▼

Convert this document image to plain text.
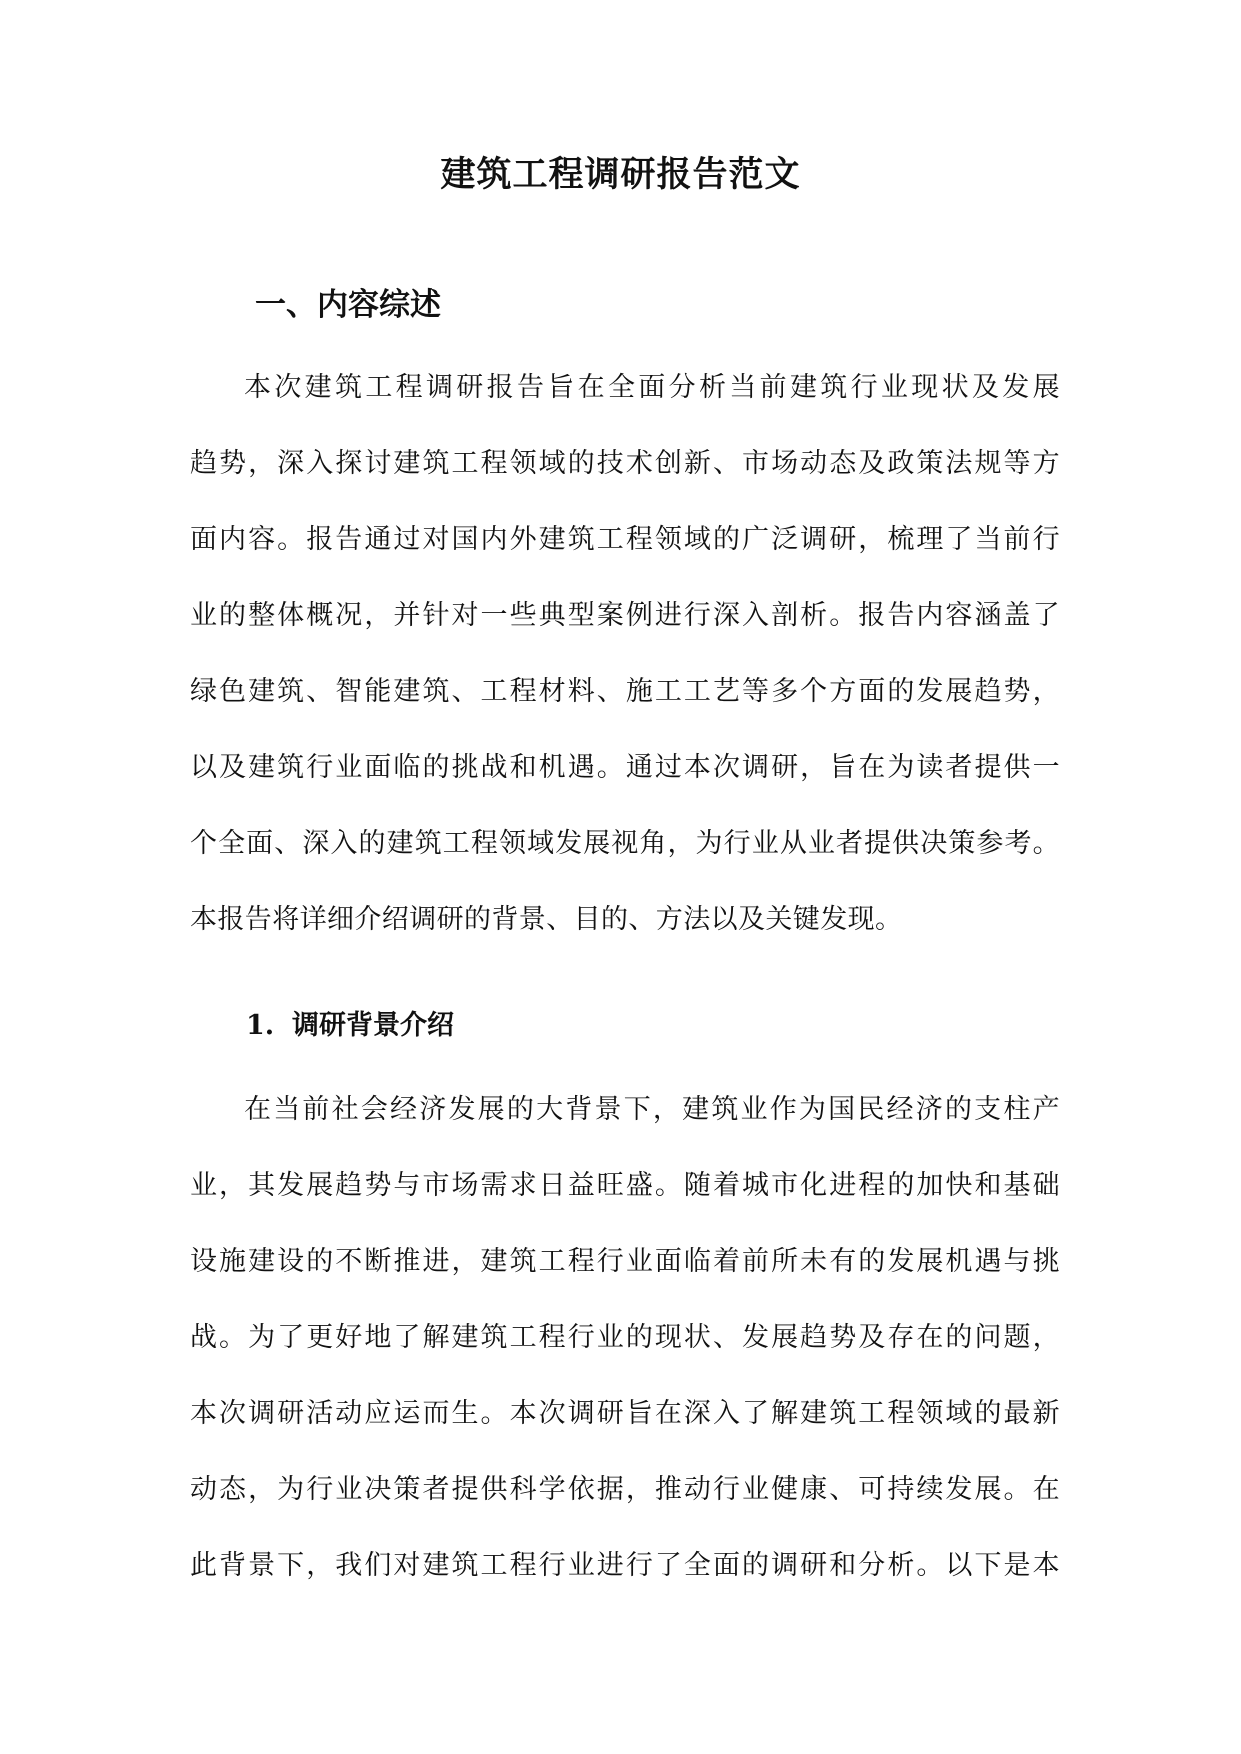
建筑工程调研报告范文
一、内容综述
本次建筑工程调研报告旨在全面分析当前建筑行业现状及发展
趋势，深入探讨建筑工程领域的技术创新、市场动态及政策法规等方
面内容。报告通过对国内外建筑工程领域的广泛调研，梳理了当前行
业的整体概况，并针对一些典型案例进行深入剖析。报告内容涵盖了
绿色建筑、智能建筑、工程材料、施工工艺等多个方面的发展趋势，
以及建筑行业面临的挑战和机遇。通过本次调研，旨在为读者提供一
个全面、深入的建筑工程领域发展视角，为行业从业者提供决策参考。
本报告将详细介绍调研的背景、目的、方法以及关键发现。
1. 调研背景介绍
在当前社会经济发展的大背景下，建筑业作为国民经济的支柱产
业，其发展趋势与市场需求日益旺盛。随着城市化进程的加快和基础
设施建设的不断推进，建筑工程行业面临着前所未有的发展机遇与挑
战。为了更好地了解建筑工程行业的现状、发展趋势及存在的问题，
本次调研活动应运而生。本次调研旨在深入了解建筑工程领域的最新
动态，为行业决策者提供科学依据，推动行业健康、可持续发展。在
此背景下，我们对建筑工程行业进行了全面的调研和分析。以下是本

▲
▼

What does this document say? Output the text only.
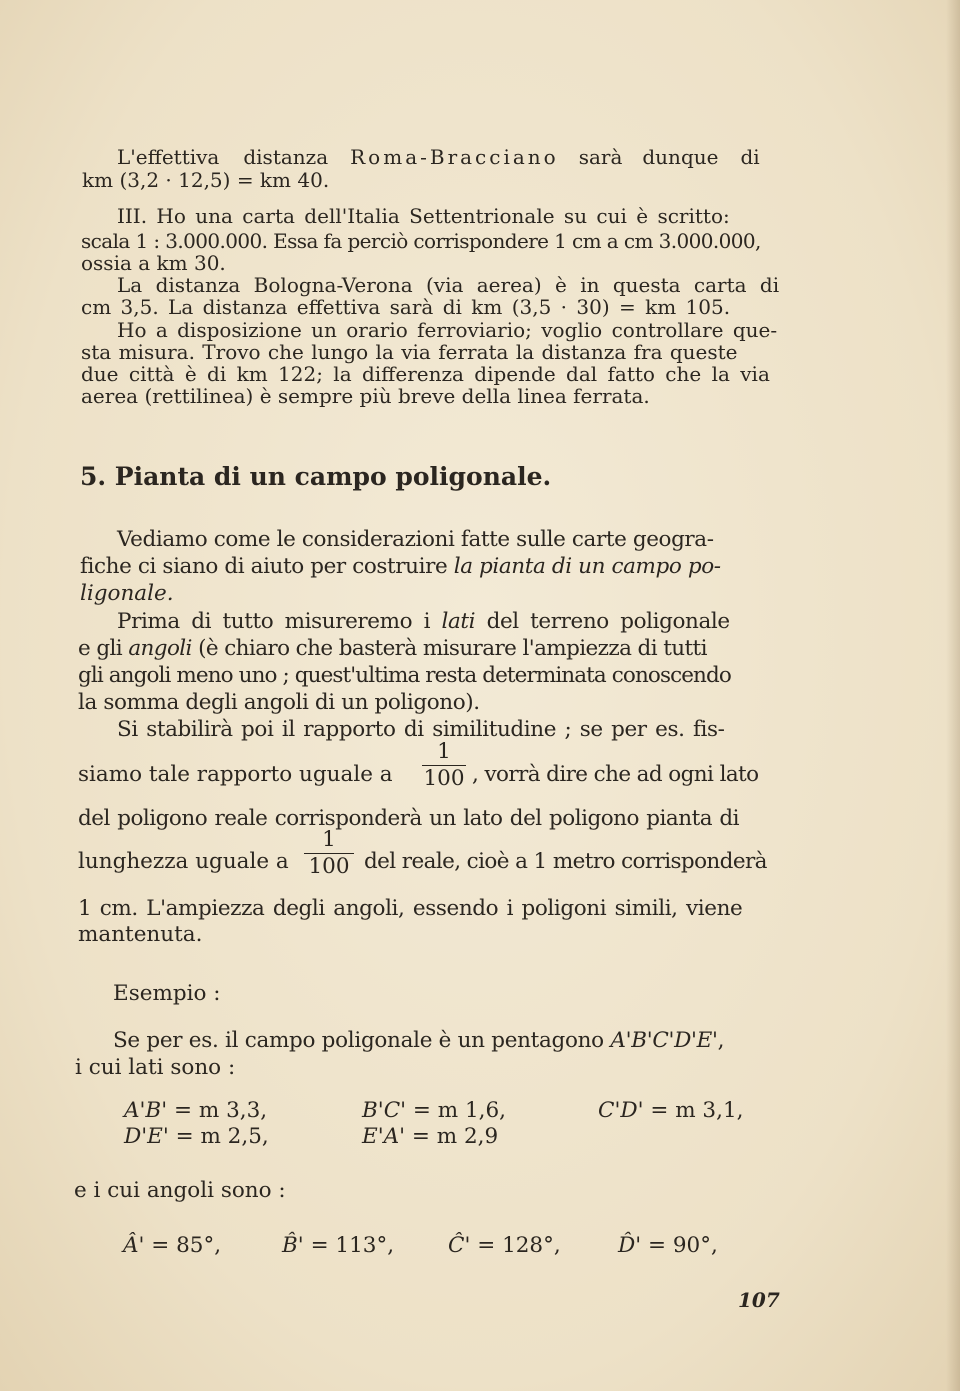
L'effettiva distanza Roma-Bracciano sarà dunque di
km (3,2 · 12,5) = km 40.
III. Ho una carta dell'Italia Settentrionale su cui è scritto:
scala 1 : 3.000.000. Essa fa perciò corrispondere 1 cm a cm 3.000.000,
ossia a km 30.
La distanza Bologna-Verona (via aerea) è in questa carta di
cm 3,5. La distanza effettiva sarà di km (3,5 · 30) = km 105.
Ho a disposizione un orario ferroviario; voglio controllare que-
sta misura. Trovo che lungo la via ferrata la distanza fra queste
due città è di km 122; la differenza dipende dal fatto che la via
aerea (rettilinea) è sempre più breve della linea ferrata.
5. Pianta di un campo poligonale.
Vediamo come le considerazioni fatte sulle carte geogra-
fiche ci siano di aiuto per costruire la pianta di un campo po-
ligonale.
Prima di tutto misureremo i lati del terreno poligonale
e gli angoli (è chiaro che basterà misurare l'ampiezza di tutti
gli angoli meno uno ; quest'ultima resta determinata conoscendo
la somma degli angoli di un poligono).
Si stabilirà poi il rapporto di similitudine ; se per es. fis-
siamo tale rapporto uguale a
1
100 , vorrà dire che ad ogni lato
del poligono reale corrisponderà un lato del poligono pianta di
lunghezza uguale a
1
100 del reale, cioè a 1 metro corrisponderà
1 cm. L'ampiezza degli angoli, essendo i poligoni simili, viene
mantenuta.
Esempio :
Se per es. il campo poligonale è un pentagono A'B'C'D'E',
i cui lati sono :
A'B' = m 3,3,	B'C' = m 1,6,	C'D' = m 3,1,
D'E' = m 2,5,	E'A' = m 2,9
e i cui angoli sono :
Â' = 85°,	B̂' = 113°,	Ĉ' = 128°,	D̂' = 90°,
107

▲

Direction: Copy every line of the listing that contains the word "aerea".

Final answer:
La distanza Bologna-Verona (via aerea) è in questa carta di
aerea (rettilinea) è sempre più breve della linea ferrata.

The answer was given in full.